Record set:
----------------
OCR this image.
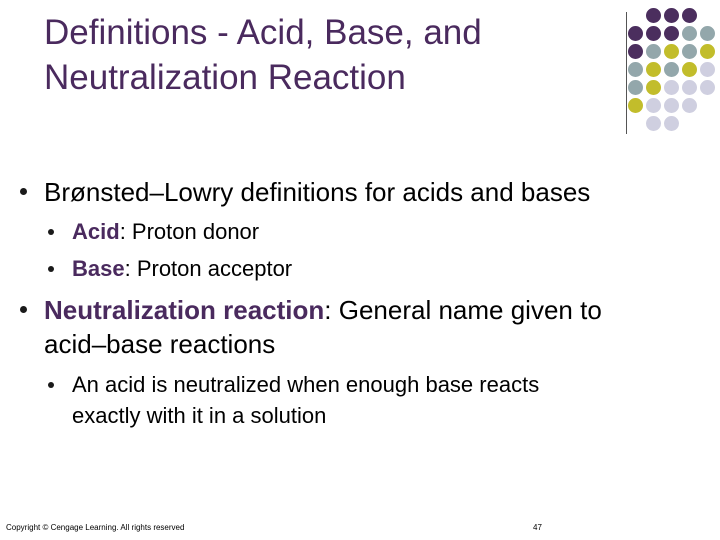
Definitions - Acid, Base, and
Neutralization Reaction
Brønsted–Lowry definitions for acids and bases
Acid: Proton donor
Base: Proton acceptor
Neutralization reaction: General name given to
acid–base reactions
An acid is neutralized when enough base reacts
exactly with it in a solution
Copyright © Cengage Learning. All rights reserved	47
----------------
Goal of the exercise: Retype each line of the listing above word for word. Exclude the pictures.

Reply to the exercise:
OCR this image.
Definitions - Acid, Base, and
Neutralization Reaction
Brønsted–Lowry definitions for acids and bases
Acid: Proton donor
Base: Proton acceptor
Neutralization reaction: General name given to
acid–base reactions
An acid is neutralized when enough base reacts
exactly with it in a solution
Copyright © Cengage Learning. All rights reserved	47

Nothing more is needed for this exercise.